== Provided information

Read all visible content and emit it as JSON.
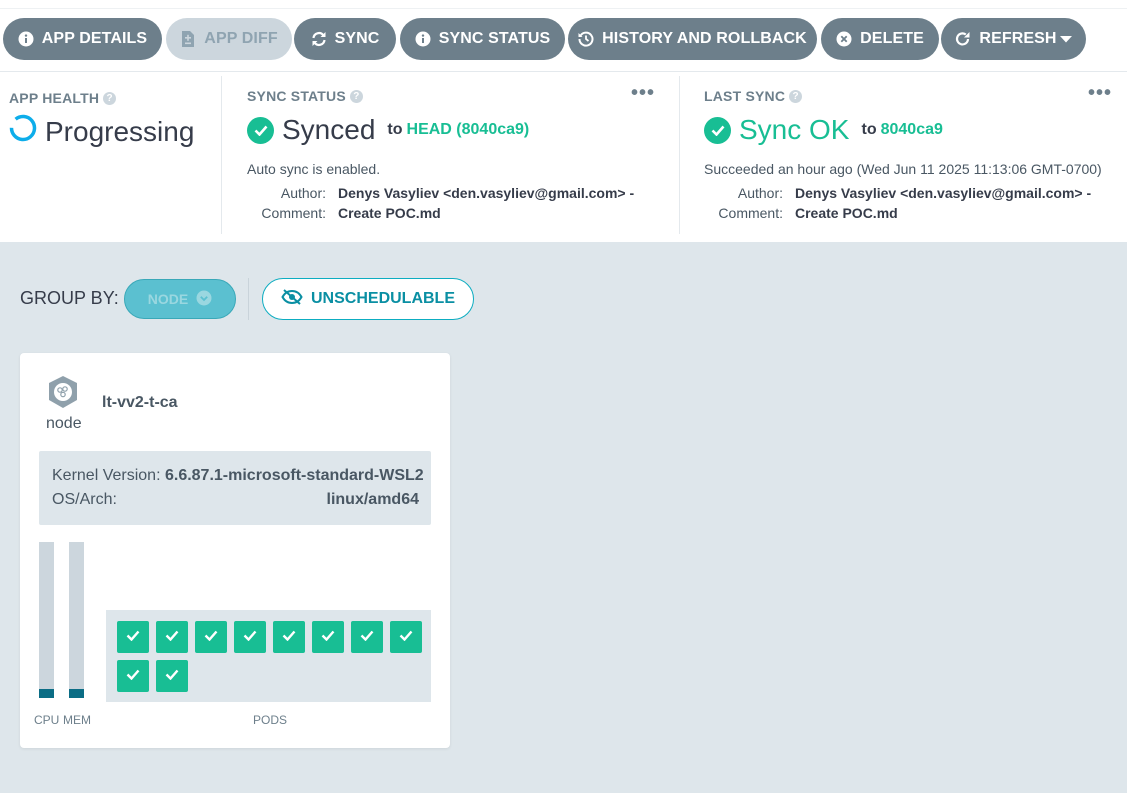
{
  "toolbar": {
    "buttons": [
      {
        "label": "APP DETAILS",
        "icon": "info-circle-icon"
      },
      {
        "label": "APP DIFF",
        "icon": "file-diff-icon",
        "disabled": true
      },
      {
        "label": "SYNC",
        "icon": "sync-icon"
      },
      {
        "label": "SYNC STATUS",
        "icon": "info-circle-icon"
      },
      {
        "label": "HISTORY AND ROLLBACK",
        "icon": "history-icon"
      },
      {
        "label": "DELETE",
        "icon": "times-circle-icon"
      },
      {
        "label": "REFRESH",
        "icon": "redo-icon",
        "dropdown": true
      }
    ]
  },
  "app_health": {
    "title": "APP HEALTH",
    "status": "Progressing"
  },
  "sync_status": {
    "title": "SYNC STATUS",
    "status": "Synced",
    "to": "to",
    "revision": "HEAD (8040ca9)",
    "auto_sync": "Auto sync is enabled.",
    "author_label": "Author:",
    "author": "Denys Vasyliev <den.vasyliev@gmail.com> -",
    "comment_label": "Comment:",
    "comment": "Create POC.md"
  },
  "last_sync": {
    "title": "LAST SYNC",
    "status": "Sync OK",
    "to": "to",
    "revision": "8040ca9",
    "succeeded": "Succeeded an hour ago (Wed Jun 11 2025 11:13:06 GMT-0700)",
    "author_label": "Author:",
    "author": "Denys Vasyliev <den.vasyliev@gmail.com> -",
    "comment_label": "Comment:",
    "comment": "Create POC.md"
  },
  "group_by": {
    "label": "GROUP BY:",
    "node_pill": "NODE",
    "unschedulable": "UNSCHEDULABLE"
  },
  "node_card": {
    "name": "lt-vv2-t-ca",
    "kind": "node",
    "kernel_label": "Kernel Version:",
    "kernel_value": "6.6.87.1-microsoft-standard-WSL2",
    "os_label": "OS/Arch:",
    "os_value": "linux/amd64",
    "cpu_label": "CPU",
    "mem_label": "MEM",
    "cpu_usage_fraction": 0.06,
    "mem_usage_fraction": 0.06,
    "pods_label": "PODS",
    "pod_count": 10,
    "pod_status": "healthy"
  },
  "colors": {
    "toolbar_button": "#6d7f8b",
    "healthy": "#18be94",
    "progressing": "#0dadea",
    "accent": "#0dadc1",
    "background": "#dee6eb"
  }
}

====

### The exercise
Leave the pictures out and reproduce all of the records exactly.

### Exercise response
Read all visible content and emit it as JSON.
{
  "toolbar": {
    "buttons": [
      {
        "label": "APP DETAILS",
        "icon": "info-circle-icon"
      },
      {
        "label": "APP DIFF",
        "icon": "file-diff-icon",
        "disabled": true
      },
      {
        "label": "SYNC",
        "icon": "sync-icon"
      },
      {
        "label": "SYNC STATUS",
        "icon": "info-circle-icon"
      },
      {
        "label": "HISTORY AND ROLLBACK",
        "icon": "history-icon"
      },
      {
        "label": "DELETE",
        "icon": "times-circle-icon"
      },
      {
        "label": "REFRESH",
        "icon": "redo-icon",
        "dropdown": true
      }
    ]
  },
  "app_health": {
    "title": "APP HEALTH",
    "status": "Progressing"
  },
  "sync_status": {
    "title": "SYNC STATUS",
    "status": "Synced",
    "to": "to",
    "revision": "HEAD (8040ca9)",
    "auto_sync": "Auto sync is enabled.",
    "author_label": "Author:",
    "author": "Denys Vasyliev <den.vasyliev@gmail.com> -",
    "comment_label": "Comment:",
    "comment": "Create POC.md"
  },
  "last_sync": {
    "title": "LAST SYNC",
    "status": "Sync OK",
    "to": "to",
    "revision": "8040ca9",
    "succeeded": "Succeeded an hour ago (Wed Jun 11 2025 11:13:06 GMT-0700)",
    "author_label": "Author:",
    "author": "Denys Vasyliev <den.vasyliev@gmail.com> -",
    "comment_label": "Comment:",
    "comment": "Create POC.md"
  },
  "group_by": {
    "label": "GROUP BY:",
    "node_pill": "NODE",
    "unschedulable": "UNSCHEDULABLE"
  },
  "node_card": {
    "name": "lt-vv2-t-ca",
    "kind": "node",
    "kernel_label": "Kernel Version:",
    "kernel_value": "6.6.87.1-microsoft-standard-WSL2",
    "os_label": "OS/Arch:",
    "os_value": "linux/amd64",
    "cpu_label": "CPU",
    "mem_label": "MEM",
    "cpu_usage_fraction": 0.06,
    "mem_usage_fraction": 0.06,
    "pods_label": "PODS",
    "pod_count": 10,
    "pod_status": "healthy"
  },
  "colors": {
    "toolbar_button": "#6d7f8b",
    "healthy": "#18be94",
    "progressing": "#0dadea",
    "accent": "#0dadc1",
    "background": "#dee6eb"
  }
}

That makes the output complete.